**BRIEF:** Say how many lines below contain the word "Identification". The number is the entire reply.
==== SUPPLIED MATERIAL
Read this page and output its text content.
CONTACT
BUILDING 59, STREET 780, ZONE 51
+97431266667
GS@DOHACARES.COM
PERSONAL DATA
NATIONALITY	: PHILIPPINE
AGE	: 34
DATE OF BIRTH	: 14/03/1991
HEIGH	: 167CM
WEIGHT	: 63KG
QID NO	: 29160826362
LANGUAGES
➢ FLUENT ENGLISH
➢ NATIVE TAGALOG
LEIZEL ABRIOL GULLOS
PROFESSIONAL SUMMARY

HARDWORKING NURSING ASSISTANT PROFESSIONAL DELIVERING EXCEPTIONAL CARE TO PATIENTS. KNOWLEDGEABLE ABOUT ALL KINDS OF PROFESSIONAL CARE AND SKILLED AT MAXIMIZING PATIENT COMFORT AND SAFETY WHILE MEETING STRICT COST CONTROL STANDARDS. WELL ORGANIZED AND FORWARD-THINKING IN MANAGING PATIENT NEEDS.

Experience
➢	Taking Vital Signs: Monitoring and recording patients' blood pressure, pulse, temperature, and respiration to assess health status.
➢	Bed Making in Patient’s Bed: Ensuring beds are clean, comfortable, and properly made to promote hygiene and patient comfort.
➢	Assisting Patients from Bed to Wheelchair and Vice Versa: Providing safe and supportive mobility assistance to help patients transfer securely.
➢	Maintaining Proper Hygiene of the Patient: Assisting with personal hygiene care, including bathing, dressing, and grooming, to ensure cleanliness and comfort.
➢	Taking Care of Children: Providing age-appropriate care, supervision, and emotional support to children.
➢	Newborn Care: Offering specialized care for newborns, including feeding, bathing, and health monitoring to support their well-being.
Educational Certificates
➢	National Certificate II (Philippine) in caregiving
========
==== SUPPLIED MATERIAL
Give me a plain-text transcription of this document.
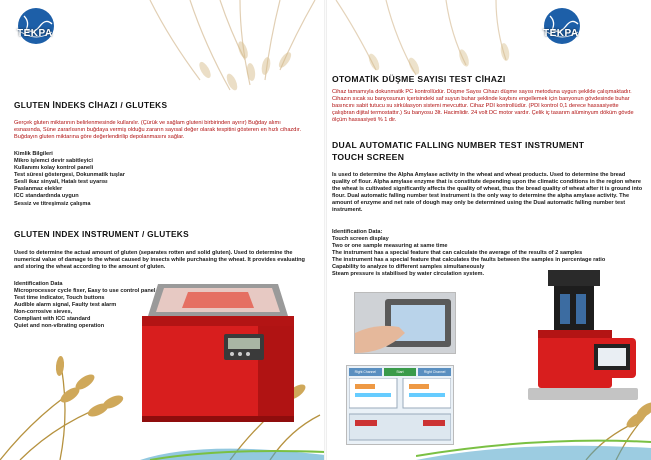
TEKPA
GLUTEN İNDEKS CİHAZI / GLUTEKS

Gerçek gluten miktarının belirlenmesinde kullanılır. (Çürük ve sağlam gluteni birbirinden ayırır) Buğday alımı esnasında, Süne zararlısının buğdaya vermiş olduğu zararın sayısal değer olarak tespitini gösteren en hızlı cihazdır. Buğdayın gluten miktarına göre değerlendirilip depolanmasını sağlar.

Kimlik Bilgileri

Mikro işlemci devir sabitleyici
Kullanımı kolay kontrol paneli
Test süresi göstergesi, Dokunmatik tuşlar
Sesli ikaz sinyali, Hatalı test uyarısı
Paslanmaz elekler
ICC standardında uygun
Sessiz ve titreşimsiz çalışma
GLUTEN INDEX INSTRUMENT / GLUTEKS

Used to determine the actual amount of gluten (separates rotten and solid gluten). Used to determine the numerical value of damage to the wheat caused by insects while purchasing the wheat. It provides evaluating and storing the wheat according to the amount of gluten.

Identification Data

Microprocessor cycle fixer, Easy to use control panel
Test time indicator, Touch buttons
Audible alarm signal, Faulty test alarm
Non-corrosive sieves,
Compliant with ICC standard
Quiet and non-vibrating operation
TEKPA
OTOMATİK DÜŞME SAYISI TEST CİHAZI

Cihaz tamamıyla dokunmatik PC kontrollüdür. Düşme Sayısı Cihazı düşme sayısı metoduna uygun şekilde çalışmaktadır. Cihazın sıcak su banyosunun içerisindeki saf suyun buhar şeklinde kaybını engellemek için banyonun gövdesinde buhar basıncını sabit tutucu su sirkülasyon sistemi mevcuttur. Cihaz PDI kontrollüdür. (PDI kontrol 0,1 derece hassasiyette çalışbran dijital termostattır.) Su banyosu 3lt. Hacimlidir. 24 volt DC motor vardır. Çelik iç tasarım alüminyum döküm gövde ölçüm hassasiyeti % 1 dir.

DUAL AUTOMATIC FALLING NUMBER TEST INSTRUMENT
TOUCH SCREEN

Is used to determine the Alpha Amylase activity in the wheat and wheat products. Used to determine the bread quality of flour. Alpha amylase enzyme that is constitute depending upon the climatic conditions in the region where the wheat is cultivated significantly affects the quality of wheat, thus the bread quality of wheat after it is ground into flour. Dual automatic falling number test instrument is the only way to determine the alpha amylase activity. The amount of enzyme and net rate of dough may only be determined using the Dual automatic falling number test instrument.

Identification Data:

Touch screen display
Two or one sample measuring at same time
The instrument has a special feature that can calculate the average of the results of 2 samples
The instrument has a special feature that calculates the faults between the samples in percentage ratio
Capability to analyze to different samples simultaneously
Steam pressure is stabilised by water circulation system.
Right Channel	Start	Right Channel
========
==== SUPPLIED MATERIAL
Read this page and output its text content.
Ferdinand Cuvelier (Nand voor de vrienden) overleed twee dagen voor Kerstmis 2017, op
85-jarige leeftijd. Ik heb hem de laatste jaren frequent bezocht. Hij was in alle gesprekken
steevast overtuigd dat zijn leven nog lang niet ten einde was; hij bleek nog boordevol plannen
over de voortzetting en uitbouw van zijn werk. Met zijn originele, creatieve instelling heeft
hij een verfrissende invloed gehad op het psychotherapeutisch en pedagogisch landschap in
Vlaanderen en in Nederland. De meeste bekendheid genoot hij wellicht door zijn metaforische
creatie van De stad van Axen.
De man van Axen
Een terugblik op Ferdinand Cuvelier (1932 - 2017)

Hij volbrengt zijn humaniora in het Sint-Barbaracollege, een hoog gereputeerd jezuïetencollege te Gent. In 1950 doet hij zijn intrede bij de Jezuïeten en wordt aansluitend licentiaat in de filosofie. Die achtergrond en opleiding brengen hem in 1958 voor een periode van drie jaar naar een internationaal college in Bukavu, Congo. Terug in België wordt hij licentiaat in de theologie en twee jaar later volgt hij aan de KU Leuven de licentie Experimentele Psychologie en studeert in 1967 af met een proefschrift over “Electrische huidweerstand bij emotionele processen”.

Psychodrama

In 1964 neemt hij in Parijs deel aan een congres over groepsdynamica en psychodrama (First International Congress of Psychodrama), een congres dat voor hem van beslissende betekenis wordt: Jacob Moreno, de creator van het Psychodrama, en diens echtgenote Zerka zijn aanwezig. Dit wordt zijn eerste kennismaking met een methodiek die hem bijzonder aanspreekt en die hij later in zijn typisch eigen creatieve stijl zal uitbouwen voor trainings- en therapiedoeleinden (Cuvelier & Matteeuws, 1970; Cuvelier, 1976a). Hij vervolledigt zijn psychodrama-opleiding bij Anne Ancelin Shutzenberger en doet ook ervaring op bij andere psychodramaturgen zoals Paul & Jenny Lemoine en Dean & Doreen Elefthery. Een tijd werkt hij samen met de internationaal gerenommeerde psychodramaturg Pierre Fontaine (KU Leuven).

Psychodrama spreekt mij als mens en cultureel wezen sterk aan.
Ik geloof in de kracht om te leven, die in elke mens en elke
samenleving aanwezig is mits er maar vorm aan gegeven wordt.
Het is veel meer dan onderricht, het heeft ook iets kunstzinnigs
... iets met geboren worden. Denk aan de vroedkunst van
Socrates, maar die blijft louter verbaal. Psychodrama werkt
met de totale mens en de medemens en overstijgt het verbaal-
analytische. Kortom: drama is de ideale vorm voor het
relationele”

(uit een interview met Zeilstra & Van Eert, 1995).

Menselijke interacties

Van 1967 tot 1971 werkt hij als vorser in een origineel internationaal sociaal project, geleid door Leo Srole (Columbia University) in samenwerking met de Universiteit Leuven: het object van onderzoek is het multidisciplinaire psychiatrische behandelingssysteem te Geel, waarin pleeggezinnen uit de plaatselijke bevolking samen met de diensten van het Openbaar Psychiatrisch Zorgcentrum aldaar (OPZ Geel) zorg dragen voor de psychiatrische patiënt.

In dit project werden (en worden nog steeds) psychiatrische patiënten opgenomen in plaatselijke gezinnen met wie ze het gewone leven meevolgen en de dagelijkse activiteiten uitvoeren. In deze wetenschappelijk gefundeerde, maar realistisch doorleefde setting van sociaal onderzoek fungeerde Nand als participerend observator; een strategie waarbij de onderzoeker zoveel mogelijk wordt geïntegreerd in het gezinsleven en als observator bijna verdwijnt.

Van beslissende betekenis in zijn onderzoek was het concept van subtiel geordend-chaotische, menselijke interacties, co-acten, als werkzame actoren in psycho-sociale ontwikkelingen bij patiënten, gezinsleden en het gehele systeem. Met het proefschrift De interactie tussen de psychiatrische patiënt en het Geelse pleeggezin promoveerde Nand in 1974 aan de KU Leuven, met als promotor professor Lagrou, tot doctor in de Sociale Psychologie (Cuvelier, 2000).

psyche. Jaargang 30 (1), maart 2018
========
**RESULT OF THIS EXERCISE:** 2